Information provided:
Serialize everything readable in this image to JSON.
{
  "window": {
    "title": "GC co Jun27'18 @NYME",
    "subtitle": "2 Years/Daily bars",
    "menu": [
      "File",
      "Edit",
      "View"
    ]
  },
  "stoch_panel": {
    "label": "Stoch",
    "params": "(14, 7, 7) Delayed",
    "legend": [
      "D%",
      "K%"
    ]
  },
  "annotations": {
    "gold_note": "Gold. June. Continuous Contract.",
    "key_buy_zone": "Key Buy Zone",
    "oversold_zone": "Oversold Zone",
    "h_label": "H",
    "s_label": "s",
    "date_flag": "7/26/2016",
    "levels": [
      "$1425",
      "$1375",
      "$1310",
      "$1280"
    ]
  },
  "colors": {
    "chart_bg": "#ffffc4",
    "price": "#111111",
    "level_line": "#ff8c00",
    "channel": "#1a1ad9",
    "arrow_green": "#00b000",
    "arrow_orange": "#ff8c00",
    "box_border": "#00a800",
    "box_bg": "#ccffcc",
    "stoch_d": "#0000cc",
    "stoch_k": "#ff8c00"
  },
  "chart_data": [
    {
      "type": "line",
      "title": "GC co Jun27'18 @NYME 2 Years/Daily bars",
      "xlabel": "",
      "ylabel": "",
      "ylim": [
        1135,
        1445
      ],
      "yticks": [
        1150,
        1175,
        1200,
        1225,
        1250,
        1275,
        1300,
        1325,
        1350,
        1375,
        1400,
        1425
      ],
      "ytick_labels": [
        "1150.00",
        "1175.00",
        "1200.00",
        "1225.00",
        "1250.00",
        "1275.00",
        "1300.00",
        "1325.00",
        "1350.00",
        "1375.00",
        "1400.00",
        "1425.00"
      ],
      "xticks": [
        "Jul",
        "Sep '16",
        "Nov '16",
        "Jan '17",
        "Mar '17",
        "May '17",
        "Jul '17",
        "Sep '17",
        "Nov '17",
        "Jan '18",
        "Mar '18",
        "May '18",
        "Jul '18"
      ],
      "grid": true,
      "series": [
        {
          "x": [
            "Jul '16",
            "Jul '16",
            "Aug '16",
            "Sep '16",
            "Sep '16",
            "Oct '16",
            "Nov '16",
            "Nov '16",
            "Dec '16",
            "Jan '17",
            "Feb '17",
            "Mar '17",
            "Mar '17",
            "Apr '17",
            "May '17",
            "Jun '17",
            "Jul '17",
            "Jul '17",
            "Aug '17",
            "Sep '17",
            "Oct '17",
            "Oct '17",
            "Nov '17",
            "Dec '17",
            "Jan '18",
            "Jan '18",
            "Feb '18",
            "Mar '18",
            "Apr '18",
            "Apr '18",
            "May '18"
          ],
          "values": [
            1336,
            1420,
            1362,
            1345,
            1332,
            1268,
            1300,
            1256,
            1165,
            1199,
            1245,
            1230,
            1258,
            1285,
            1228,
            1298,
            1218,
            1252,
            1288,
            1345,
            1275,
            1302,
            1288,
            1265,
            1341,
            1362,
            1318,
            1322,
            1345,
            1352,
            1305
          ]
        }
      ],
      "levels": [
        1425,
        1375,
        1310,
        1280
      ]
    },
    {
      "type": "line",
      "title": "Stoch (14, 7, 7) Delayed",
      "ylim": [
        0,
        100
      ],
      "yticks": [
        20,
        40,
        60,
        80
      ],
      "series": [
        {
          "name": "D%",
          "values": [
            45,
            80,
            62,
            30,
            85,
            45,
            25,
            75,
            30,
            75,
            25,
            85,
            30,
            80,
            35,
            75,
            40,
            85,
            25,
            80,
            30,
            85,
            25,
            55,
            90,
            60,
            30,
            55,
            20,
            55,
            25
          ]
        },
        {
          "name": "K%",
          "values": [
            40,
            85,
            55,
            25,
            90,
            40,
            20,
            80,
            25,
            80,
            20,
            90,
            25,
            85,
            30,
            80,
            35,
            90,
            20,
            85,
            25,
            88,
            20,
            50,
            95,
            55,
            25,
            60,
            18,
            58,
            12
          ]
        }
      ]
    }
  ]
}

Given task:
Return all of the data precisely as it appears.

Result for this task:
Serialize everything readable in this image to JSON.
{
  "window": {
    "title": "GC co Jun27'18 @NYME",
    "subtitle": "2 Years/Daily bars",
    "menu": [
      "File",
      "Edit",
      "View"
    ]
  },
  "stoch_panel": {
    "label": "Stoch",
    "params": "(14, 7, 7) Delayed",
    "legend": [
      "D%",
      "K%"
    ]
  },
  "annotations": {
    "gold_note": "Gold. June. Continuous Contract.",
    "key_buy_zone": "Key Buy Zone",
    "oversold_zone": "Oversold Zone",
    "h_label": "H",
    "s_label": "s",
    "date_flag": "7/26/2016",
    "levels": [
      "$1425",
      "$1375",
      "$1310",
      "$1280"
    ]
  },
  "colors": {
    "chart_bg": "#ffffc4",
    "price": "#111111",
    "level_line": "#ff8c00",
    "channel": "#1a1ad9",
    "arrow_green": "#00b000",
    "arrow_orange": "#ff8c00",
    "box_border": "#00a800",
    "box_bg": "#ccffcc",
    "stoch_d": "#0000cc",
    "stoch_k": "#ff8c00"
  },
  "chart_data": [
    {
      "type": "line",
      "title": "GC co Jun27'18 @NYME 2 Years/Daily bars",
      "xlabel": "",
      "ylabel": "",
      "ylim": [
        1135,
        1445
      ],
      "yticks": [
        1150,
        1175,
        1200,
        1225,
        1250,
        1275,
        1300,
        1325,
        1350,
        1375,
        1400,
        1425
      ],
      "ytick_labels": [
        "1150.00",
        "1175.00",
        "1200.00",
        "1225.00",
        "1250.00",
        "1275.00",
        "1300.00",
        "1325.00",
        "1350.00",
        "1375.00",
        "1400.00",
        "1425.00"
      ],
      "xticks": [
        "Jul",
        "Sep '16",
        "Nov '16",
        "Jan '17",
        "Mar '17",
        "May '17",
        "Jul '17",
        "Sep '17",
        "Nov '17",
        "Jan '18",
        "Mar '18",
        "May '18",
        "Jul '18"
      ],
      "grid": true,
      "series": [
        {
          "x": [
            "Jul '16",
            "Jul '16",
            "Aug '16",
            "Sep '16",
            "Sep '16",
            "Oct '16",
            "Nov '16",
            "Nov '16",
            "Dec '16",
            "Jan '17",
            "Feb '17",
            "Mar '17",
            "Mar '17",
            "Apr '17",
            "May '17",
            "Jun '17",
            "Jul '17",
            "Jul '17",
            "Aug '17",
            "Sep '17",
            "Oct '17",
            "Oct '17",
            "Nov '17",
            "Dec '17",
            "Jan '18",
            "Jan '18",
            "Feb '18",
            "Mar '18",
            "Apr '18",
            "Apr '18",
            "May '18"
          ],
          "values": [
            1336,
            1420,
            1362,
            1345,
            1332,
            1268,
            1300,
            1256,
            1165,
            1199,
            1245,
            1230,
            1258,
            1285,
            1228,
            1298,
            1218,
            1252,
            1288,
            1345,
            1275,
            1302,
            1288,
            1265,
            1341,
            1362,
            1318,
            1322,
            1345,
            1352,
            1305
          ]
        }
      ],
      "levels": [
        1425,
        1375,
        1310,
        1280
      ]
    },
    {
      "type": "line",
      "title": "Stoch (14, 7, 7) Delayed",
      "ylim": [
        0,
        100
      ],
      "yticks": [
        20,
        40,
        60,
        80
      ],
      "series": [
        {
          "name": "D%",
          "values": [
            45,
            80,
            62,
            30,
            85,
            45,
            25,
            75,
            30,
            75,
            25,
            85,
            30,
            80,
            35,
            75,
            40,
            85,
            25,
            80,
            30,
            85,
            25,
            55,
            90,
            60,
            30,
            55,
            20,
            55,
            25
          ]
        },
        {
          "name": "K%",
          "values": [
            40,
            85,
            55,
            25,
            90,
            40,
            20,
            80,
            25,
            80,
            20,
            90,
            25,
            85,
            30,
            80,
            35,
            90,
            20,
            85,
            25,
            88,
            20,
            50,
            95,
            55,
            25,
            60,
            18,
            58,
            12
          ]
        }
      ]
    }
  ]
}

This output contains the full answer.